STATED PROBLEM >> Exactly repeat the material, dropping only the pictures.

++++ ENTRIES

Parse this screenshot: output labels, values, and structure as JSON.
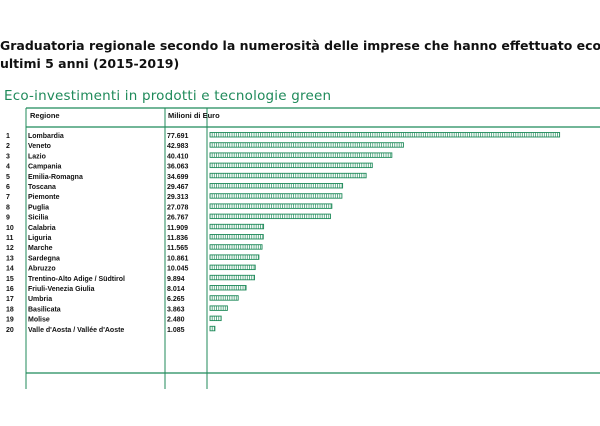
{
  "headline": {
    "line1": "Graduatoria regionale secondo la numerosità delle imprese che hanno effettuato eco-investimenti n",
    "line2": "ultimi 5 anni (2015-2019)"
  },
  "colors": {
    "accent": "#1f8a5a",
    "text": "#111111",
    "bar_fill": "#ffffff"
  },
  "chart_data": {
    "type": "bar",
    "orientation": "horizontal",
    "title": "Eco-investimenti in prodotti e tecnologie green",
    "columns": [
      "Regione",
      "Milioni di Euro"
    ],
    "ranks": [
      "1",
      "2",
      "3",
      "4",
      "5",
      "6",
      "7",
      "8",
      "9",
      "10",
      "11",
      "12",
      "13",
      "14",
      "15",
      "16",
      "17",
      "18",
      "19",
      "20"
    ],
    "categories": [
      "Lombardia",
      "Veneto",
      "Lazio",
      "Campania",
      "Emilia-Romagna",
      "Toscana",
      "Piemonte",
      "Puglia",
      "Sicilia",
      "Calabria",
      "Liguria",
      "Marche",
      "Sardegna",
      "Abruzzo",
      "Trentino-Alto Adige / Südtirol",
      "Friuli-Venezia Giulia",
      "Umbria",
      "Basilicata",
      "Molise",
      "Valle d'Aosta / Vallée d'Aoste"
    ],
    "values": [
      77.691,
      42.983,
      40.41,
      36.063,
      34.699,
      29.467,
      29.313,
      27.078,
      26.767,
      11.909,
      11.836,
      11.565,
      10.861,
      10.045,
      9.894,
      8.014,
      6.265,
      3.863,
      2.48,
      1.085
    ],
    "labels": [
      "77.691",
      "42.983",
      "40.410",
      "36.063",
      "34.699",
      "29.467",
      "29.313",
      "27.078",
      "26.767",
      "11.909",
      "11.836",
      "11.565",
      "10.861",
      "10.045",
      "9.894",
      "8.014",
      "6.265",
      "3.863",
      "2.480",
      "1.085"
    ],
    "xlim": [
      0,
      78
    ],
    "grid": false,
    "legend": "none"
  }
}
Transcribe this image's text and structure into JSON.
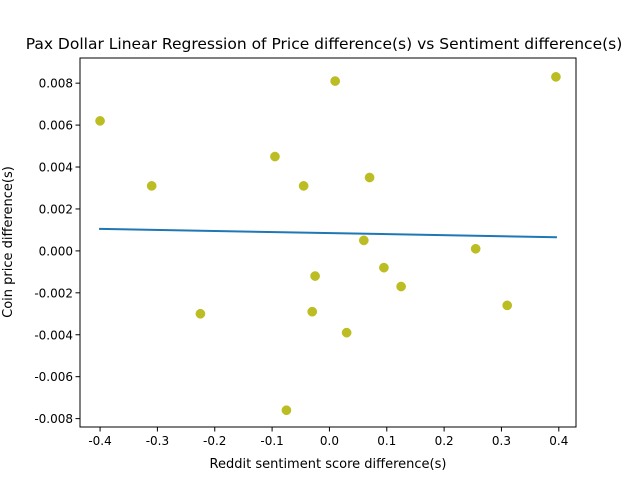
{
  "chart_data": {
    "type": "scatter",
    "title": "Pax Dollar Linear Regression of Price difference(s) vs Sentiment difference(s)",
    "xlabel": "Reddit sentiment score difference(s)",
    "ylabel": "Coin price difference(s)",
    "xlim": [
      -0.435,
      0.43
    ],
    "ylim": [
      -0.0084,
      0.0092
    ],
    "xticks": [
      "-0.4",
      "-0.3",
      "-0.2",
      "-0.1",
      "0.0",
      "0.1",
      "0.2",
      "0.3",
      "0.4"
    ],
    "yticks": [
      "-0.008",
      "-0.006",
      "-0.004",
      "-0.002",
      "0.000",
      "0.002",
      "0.004",
      "0.006",
      "0.008"
    ],
    "grid": false,
    "series": [
      {
        "kind": "scatter",
        "color": "#bcbd22",
        "x": [
          -0.4,
          -0.31,
          -0.225,
          -0.095,
          -0.075,
          -0.045,
          -0.03,
          -0.025,
          0.01,
          0.03,
          0.06,
          0.07,
          0.095,
          0.125,
          0.255,
          0.31,
          0.395
        ],
        "y": [
          0.0062,
          0.0031,
          -0.003,
          0.0045,
          -0.0076,
          0.0031,
          -0.0029,
          -0.0012,
          0.0081,
          -0.0039,
          0.0005,
          0.0035,
          -0.0008,
          -0.0017,
          0.0001,
          -0.0026,
          0.0083
        ]
      },
      {
        "kind": "line",
        "color": "#1f77b4",
        "x": [
          -0.4,
          0.395
        ],
        "y": [
          0.00105,
          0.00065
        ]
      }
    ]
  }
}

++++++++

FINAL ANSWER >>
Parse this screenshot: output labels, values, and structure as JSON.
{
  "headline": {
    "line1": "Graduatoria regionale secondo la numerosità delle imprese che hanno effettuato eco-investimenti n",
    "line2": "ultimi 5 anni (2015-2019)"
  },
  "colors": {
    "accent": "#1f8a5a",
    "text": "#111111",
    "bar_fill": "#ffffff"
  },
  "chart_data": {
    "type": "bar",
    "orientation": "horizontal",
    "title": "Eco-investimenti in prodotti e tecnologie green",
    "columns": [
      "Regione",
      "Milioni di Euro"
    ],
    "ranks": [
      "1",
      "2",
      "3",
      "4",
      "5",
      "6",
      "7",
      "8",
      "9",
      "10",
      "11",
      "12",
      "13",
      "14",
      "15",
      "16",
      "17",
      "18",
      "19",
      "20"
    ],
    "categories": [
      "Lombardia",
      "Veneto",
      "Lazio",
      "Campania",
      "Emilia-Romagna",
      "Toscana",
      "Piemonte",
      "Puglia",
      "Sicilia",
      "Calabria",
      "Liguria",
      "Marche",
      "Sardegna",
      "Abruzzo",
      "Trentino-Alto Adige / Südtirol",
      "Friuli-Venezia Giulia",
      "Umbria",
      "Basilicata",
      "Molise",
      "Valle d'Aosta / Vallée d'Aoste"
    ],
    "values": [
      77.691,
      42.983,
      40.41,
      36.063,
      34.699,
      29.467,
      29.313,
      27.078,
      26.767,
      11.909,
      11.836,
      11.565,
      10.861,
      10.045,
      9.894,
      8.014,
      6.265,
      3.863,
      2.48,
      1.085
    ],
    "labels": [
      "77.691",
      "42.983",
      "40.410",
      "36.063",
      "34.699",
      "29.467",
      "29.313",
      "27.078",
      "26.767",
      "11.909",
      "11.836",
      "11.565",
      "10.861",
      "10.045",
      "9.894",
      "8.014",
      "6.265",
      "3.863",
      "2.480",
      "1.085"
    ],
    "xlim": [
      0,
      78
    ],
    "grid": false,
    "legend": "none"
  }
}
Transcribe this image's text and structure into JSON.
{
  "chart_data": {
    "type": "scatter",
    "title": "Pax Dollar Linear Regression of Price difference(s) vs Sentiment difference(s)",
    "xlabel": "Reddit sentiment score difference(s)",
    "ylabel": "Coin price difference(s)",
    "xlim": [
      -0.435,
      0.43
    ],
    "ylim": [
      -0.0084,
      0.0092
    ],
    "xticks": [
      "-0.4",
      "-0.3",
      "-0.2",
      "-0.1",
      "0.0",
      "0.1",
      "0.2",
      "0.3",
      "0.4"
    ],
    "yticks": [
      "-0.008",
      "-0.006",
      "-0.004",
      "-0.002",
      "0.000",
      "0.002",
      "0.004",
      "0.006",
      "0.008"
    ],
    "grid": false,
    "series": [
      {
        "kind": "scatter",
        "color": "#bcbd22",
        "x": [
          -0.4,
          -0.31,
          -0.225,
          -0.095,
          -0.075,
          -0.045,
          -0.03,
          -0.025,
          0.01,
          0.03,
          0.06,
          0.07,
          0.095,
          0.125,
          0.255,
          0.31,
          0.395
        ],
        "y": [
          0.0062,
          0.0031,
          -0.003,
          0.0045,
          -0.0076,
          0.0031,
          -0.0029,
          -0.0012,
          0.0081,
          -0.0039,
          0.0005,
          0.0035,
          -0.0008,
          -0.0017,
          0.0001,
          -0.0026,
          0.0083
        ]
      },
      {
        "kind": "line",
        "color": "#1f77b4",
        "x": [
          -0.4,
          0.395
        ],
        "y": [
          0.00105,
          0.00065
        ]
      }
    ]
  }
}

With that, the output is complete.